# [Short exercise]
The records that follow need to be output exactly as they are.

--- Stored data ---

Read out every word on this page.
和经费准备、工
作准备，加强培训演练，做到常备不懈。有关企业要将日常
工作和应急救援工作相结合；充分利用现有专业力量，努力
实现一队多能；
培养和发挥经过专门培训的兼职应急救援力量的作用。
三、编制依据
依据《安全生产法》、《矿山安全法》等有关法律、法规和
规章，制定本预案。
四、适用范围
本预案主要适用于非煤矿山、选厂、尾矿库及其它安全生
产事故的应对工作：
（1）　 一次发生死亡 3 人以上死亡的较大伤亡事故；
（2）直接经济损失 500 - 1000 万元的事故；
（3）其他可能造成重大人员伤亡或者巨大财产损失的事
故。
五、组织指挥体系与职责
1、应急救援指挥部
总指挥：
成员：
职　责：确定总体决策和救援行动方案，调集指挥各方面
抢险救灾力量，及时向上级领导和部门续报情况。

---

# [Task response]
Read out every word on this page.
和经费准备、工
作准备，加强培训演练，做到常备不懈。有关企业要将日常
工作和应急救援工作相结合；充分利用现有专业力量，努力
实现一队多能；
培养和发挥经过专门培训的兼职应急救援力量的作用。
三、编制依据
依据《安全生产法》、《矿山安全法》等有关法律、法规和
规章，制定本预案。
四、适用范围
本预案主要适用于非煤矿山、选厂、尾矿库及其它安全生
产事故的应对工作：
（1）　 一次发生死亡 3 人以上死亡的较大伤亡事故；
（2）直接经济损失 500 - 1000 万元的事故；
（3）其他可能造成重大人员伤亡或者巨大财产损失的事
故。
五、组织指挥体系与职责
1、应急救援指挥部
总指挥：
成员：
职　责：确定总体决策和救援行动方案，调集指挥各方面
抢险救灾力量，及时向上级领导和部门续报情况。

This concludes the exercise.